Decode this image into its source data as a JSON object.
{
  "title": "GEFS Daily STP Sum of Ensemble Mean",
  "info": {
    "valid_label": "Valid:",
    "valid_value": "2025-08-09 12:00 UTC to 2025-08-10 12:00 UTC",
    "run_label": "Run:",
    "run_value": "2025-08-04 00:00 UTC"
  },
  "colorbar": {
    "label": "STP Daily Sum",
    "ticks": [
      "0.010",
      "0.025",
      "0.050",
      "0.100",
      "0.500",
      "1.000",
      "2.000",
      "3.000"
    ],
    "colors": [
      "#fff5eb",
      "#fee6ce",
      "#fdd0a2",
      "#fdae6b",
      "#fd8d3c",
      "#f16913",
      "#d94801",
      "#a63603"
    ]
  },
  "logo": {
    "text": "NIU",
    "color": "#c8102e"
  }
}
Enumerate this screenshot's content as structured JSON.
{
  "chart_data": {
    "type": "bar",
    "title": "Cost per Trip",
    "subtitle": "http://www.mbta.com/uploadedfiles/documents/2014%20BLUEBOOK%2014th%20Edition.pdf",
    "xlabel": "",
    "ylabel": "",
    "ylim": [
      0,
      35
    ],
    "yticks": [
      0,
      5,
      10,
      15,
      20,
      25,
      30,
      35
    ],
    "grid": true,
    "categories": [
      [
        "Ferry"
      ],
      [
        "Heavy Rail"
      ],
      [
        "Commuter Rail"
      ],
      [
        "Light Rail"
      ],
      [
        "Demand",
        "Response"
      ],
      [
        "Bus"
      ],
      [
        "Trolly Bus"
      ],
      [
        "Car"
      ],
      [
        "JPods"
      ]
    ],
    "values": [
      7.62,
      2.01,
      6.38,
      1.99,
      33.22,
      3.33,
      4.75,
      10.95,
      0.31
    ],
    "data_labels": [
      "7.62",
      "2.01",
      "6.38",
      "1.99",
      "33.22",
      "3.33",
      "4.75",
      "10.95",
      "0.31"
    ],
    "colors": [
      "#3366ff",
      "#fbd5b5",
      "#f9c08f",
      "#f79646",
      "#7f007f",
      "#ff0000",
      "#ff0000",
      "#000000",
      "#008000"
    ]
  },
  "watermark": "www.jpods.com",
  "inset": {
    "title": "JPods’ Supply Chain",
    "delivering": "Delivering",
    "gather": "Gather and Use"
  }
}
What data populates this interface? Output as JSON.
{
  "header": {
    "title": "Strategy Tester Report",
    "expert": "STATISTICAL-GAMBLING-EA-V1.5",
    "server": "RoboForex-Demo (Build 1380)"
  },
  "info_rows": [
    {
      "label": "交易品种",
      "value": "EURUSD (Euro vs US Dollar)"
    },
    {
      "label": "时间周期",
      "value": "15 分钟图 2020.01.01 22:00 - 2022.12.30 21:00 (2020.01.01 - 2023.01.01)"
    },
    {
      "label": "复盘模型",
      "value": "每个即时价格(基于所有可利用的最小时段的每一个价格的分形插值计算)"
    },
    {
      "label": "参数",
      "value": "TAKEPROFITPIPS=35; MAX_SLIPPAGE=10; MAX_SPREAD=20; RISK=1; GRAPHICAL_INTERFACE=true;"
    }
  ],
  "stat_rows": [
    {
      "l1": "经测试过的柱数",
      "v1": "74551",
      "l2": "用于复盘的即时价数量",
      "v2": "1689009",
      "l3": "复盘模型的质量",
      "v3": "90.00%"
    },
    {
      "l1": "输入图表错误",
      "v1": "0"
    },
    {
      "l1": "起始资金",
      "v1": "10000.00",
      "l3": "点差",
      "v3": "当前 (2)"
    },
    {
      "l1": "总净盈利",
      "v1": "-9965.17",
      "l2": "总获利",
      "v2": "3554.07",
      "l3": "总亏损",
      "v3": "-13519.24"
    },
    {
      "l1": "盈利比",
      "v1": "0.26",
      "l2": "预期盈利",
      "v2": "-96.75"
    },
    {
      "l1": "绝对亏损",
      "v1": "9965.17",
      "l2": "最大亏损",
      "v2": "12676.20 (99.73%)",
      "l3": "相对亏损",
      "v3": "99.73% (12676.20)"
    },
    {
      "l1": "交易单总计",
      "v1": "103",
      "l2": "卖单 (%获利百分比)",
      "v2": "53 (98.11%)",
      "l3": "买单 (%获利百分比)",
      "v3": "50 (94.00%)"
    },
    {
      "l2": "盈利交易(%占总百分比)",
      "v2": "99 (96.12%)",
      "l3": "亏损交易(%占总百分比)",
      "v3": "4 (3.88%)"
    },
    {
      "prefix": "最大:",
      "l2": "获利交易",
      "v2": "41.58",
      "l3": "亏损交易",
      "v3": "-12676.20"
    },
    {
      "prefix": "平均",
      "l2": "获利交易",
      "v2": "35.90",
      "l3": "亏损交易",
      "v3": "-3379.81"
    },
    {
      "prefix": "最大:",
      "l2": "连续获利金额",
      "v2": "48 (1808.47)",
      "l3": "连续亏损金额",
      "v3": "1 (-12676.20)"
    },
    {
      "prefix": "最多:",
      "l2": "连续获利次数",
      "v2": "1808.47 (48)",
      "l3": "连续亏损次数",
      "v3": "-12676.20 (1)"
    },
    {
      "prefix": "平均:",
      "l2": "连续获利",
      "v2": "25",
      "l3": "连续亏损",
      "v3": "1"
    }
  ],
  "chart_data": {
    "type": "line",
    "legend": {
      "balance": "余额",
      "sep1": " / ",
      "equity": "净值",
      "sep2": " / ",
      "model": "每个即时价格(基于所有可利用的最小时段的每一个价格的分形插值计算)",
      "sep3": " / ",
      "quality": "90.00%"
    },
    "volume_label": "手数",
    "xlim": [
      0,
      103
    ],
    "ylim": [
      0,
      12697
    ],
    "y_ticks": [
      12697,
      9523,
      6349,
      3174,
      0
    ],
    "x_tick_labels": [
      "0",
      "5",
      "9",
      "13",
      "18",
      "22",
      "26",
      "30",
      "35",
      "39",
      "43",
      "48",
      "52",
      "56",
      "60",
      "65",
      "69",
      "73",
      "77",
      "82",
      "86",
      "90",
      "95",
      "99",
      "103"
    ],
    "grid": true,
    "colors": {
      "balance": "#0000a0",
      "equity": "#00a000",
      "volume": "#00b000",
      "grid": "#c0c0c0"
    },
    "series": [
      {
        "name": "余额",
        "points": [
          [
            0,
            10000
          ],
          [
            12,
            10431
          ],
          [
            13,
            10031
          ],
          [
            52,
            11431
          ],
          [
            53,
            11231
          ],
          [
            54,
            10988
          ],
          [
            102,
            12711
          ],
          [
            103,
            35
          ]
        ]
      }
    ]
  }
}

^^^^^^^^^^^^^^^^

What you need to do: Each line in the material either holds the string "基于所有可利用的最小时段的每一个价格的分形插值计算" or does not. State how many do, and nothing else.

Solution to the exercise: 2